* begin Input rows *
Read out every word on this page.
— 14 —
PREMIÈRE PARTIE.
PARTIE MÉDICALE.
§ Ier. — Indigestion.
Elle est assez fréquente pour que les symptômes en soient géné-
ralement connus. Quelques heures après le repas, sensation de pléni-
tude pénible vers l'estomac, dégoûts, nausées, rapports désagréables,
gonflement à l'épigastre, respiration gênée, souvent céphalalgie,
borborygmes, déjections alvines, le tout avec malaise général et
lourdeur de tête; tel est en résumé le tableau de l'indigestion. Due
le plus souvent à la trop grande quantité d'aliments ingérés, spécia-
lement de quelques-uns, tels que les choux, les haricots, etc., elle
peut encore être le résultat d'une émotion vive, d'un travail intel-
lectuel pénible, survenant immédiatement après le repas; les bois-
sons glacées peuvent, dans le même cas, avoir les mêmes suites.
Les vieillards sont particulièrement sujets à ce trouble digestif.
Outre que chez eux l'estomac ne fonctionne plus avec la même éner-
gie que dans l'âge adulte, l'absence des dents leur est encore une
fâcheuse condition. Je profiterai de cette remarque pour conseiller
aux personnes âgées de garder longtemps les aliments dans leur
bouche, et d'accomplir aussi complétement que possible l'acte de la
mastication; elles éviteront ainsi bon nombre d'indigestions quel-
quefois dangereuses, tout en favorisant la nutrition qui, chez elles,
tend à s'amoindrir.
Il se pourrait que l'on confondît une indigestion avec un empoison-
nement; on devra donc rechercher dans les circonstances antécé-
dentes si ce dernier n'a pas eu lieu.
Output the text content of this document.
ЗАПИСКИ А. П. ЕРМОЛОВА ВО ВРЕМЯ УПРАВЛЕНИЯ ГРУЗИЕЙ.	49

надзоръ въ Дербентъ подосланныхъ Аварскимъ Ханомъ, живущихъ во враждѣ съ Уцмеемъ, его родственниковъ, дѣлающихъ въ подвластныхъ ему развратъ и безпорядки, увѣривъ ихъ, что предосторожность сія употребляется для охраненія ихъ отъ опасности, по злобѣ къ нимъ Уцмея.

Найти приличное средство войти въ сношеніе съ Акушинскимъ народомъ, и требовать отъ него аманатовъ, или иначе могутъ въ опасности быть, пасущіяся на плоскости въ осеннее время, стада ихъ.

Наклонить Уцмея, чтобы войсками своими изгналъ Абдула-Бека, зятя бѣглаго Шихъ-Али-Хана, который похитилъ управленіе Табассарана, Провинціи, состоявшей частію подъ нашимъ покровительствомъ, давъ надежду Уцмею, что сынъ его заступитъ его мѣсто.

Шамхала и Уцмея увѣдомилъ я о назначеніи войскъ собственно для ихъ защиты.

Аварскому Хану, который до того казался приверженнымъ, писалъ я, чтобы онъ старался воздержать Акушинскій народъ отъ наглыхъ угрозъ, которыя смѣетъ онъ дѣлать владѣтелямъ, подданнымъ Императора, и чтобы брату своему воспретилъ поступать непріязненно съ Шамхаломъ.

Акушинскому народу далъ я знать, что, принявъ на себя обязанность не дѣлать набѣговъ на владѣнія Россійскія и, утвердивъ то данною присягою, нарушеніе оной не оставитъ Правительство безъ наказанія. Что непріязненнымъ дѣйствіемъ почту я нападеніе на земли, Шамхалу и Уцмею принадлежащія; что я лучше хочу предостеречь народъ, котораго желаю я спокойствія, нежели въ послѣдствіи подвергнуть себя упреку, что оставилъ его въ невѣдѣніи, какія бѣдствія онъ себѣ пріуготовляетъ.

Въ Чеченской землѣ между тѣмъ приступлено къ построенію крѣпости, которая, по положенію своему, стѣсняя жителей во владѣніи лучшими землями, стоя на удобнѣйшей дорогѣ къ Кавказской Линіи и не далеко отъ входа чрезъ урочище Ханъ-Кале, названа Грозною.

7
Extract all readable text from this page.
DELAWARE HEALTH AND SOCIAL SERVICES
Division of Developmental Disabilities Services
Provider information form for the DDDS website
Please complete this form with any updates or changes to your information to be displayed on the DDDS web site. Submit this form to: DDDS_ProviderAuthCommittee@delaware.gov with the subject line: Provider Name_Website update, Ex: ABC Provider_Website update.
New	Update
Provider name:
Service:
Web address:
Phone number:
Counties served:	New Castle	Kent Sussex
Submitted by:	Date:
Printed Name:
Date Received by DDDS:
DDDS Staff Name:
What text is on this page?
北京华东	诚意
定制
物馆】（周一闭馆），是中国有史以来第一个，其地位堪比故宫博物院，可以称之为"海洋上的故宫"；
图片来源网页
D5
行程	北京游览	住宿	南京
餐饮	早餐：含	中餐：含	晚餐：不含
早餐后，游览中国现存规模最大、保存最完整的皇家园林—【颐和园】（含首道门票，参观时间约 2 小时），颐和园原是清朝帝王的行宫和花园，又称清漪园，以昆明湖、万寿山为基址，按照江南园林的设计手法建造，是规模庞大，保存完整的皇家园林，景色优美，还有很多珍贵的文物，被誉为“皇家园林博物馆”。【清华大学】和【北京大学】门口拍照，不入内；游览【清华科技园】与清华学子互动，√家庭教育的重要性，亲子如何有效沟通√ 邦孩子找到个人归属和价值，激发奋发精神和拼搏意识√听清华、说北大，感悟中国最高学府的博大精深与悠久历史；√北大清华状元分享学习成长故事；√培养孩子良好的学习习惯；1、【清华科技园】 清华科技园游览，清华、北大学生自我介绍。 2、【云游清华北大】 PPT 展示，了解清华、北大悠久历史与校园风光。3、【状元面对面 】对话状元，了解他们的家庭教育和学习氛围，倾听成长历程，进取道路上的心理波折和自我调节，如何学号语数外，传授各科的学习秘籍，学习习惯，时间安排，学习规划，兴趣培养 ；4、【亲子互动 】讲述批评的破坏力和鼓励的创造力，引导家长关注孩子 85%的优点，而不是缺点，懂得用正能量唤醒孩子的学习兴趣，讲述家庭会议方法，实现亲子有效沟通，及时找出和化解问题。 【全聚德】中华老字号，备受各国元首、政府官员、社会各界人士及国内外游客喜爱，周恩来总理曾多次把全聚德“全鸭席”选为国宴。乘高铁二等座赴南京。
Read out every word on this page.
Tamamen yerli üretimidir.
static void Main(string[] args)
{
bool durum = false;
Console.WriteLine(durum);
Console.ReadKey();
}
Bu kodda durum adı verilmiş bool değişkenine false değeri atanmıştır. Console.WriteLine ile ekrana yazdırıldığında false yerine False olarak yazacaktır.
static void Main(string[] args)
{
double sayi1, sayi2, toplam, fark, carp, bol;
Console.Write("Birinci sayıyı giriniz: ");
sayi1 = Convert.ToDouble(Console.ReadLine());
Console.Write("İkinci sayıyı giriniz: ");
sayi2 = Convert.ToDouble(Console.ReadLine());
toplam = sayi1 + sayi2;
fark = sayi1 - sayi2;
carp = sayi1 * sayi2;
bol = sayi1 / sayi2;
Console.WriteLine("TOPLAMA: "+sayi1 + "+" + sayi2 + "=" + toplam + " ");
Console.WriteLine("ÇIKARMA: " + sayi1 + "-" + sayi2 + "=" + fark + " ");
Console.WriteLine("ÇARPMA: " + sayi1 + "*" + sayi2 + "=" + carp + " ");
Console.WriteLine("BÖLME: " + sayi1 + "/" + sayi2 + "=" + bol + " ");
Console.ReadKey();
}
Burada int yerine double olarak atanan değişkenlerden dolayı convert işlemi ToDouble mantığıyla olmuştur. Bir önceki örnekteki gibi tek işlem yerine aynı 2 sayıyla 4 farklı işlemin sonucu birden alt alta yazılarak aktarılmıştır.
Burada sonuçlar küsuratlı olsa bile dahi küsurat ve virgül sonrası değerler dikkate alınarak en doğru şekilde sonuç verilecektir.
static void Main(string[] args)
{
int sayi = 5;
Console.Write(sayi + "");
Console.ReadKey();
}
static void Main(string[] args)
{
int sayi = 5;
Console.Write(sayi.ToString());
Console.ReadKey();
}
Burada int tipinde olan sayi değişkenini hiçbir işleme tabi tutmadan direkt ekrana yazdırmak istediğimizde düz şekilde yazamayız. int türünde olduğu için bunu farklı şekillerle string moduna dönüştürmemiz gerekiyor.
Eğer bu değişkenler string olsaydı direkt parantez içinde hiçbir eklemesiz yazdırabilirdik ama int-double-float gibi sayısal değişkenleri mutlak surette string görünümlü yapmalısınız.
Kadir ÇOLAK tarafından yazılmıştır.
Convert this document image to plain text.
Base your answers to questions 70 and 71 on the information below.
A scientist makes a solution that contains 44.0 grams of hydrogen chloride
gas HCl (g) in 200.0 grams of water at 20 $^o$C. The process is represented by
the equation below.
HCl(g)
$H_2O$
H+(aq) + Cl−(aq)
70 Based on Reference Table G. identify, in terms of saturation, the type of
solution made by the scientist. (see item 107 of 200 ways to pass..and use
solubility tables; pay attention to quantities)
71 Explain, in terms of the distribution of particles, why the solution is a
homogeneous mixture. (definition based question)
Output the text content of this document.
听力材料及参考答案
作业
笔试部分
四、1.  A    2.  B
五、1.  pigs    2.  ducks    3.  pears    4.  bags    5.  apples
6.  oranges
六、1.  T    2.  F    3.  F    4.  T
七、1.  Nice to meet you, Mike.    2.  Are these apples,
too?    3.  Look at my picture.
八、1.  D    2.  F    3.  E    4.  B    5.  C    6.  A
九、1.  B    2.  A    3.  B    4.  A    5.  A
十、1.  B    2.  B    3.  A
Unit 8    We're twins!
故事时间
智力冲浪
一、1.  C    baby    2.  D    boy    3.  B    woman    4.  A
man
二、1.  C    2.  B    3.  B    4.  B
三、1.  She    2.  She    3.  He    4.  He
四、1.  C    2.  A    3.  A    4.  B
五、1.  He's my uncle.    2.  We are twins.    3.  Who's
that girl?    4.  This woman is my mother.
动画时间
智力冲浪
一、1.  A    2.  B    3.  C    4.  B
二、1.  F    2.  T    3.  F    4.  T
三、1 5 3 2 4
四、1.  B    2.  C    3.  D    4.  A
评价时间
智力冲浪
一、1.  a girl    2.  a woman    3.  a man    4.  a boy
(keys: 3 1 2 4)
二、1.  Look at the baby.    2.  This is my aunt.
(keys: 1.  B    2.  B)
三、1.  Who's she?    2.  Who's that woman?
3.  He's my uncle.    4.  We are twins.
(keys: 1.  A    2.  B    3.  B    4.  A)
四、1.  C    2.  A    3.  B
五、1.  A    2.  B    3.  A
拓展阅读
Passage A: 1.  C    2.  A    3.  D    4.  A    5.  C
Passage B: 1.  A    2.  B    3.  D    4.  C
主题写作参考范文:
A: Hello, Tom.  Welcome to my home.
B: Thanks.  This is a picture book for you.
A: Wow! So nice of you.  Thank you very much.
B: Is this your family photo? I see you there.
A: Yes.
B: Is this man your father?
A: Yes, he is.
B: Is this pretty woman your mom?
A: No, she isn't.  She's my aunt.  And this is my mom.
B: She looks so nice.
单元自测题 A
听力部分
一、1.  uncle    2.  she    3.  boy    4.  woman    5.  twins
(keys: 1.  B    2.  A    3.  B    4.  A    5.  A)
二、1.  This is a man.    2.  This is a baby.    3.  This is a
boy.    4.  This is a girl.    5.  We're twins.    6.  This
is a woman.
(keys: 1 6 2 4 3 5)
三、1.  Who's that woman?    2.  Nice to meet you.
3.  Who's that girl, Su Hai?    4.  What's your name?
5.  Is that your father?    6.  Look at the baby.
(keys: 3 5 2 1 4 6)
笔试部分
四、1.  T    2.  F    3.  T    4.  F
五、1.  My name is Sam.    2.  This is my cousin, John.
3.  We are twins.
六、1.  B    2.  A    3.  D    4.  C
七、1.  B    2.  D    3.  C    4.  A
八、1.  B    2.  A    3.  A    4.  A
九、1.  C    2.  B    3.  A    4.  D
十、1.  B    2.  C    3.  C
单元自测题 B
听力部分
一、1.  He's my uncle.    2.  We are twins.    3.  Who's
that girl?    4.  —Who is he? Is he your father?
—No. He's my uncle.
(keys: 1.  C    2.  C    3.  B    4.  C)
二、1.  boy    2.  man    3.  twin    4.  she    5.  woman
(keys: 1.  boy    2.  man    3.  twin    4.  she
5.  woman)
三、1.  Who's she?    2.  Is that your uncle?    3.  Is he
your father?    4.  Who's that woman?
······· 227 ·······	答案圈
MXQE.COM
* end Input rows *
■ Stated task ■
Scan the listing above and identify each line holding the string "baby"; copy every such line.

■ Answer for the task ■
一、1.  C    baby    2.  D    boy    3.  B    woman    4.  A
二、1.  Look at the baby.    2.  This is my aunt.
二、1.  This is a man.    2.  This is a baby.    3.  This is a
5.  Is that your father?    6.  Look at the baby.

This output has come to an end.